[Excerpt from a dataset]
━━━━━━━━━━━━━━━━

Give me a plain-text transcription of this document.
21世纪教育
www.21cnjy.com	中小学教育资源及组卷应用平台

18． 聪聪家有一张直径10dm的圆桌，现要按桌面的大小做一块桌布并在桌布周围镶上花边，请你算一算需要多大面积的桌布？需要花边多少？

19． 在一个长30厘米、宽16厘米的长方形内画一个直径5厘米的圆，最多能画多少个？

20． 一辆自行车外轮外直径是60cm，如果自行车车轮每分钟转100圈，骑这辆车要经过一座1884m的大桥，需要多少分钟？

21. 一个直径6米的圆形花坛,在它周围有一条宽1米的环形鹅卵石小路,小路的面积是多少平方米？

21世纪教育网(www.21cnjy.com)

━━━━━━━━━━━━━━━━

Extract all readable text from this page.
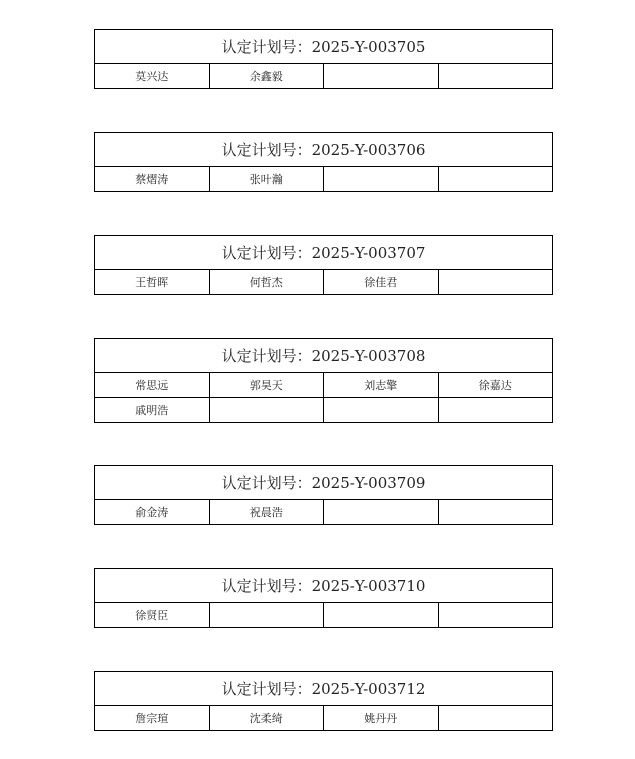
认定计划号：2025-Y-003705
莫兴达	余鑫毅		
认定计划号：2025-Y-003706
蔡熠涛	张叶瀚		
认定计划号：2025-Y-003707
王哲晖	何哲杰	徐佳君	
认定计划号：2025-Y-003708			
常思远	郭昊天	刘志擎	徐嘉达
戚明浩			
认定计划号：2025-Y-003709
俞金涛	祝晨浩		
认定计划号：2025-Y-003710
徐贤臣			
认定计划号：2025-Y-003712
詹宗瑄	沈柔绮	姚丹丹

━━━━━━━━━━━━━━━━

→ **Given exercise**
Find the word "text" in the entries, and copy every line it shows up in.

→ **The response**
Give me a plain-text transcription of this document.
Extract all readable text from this page.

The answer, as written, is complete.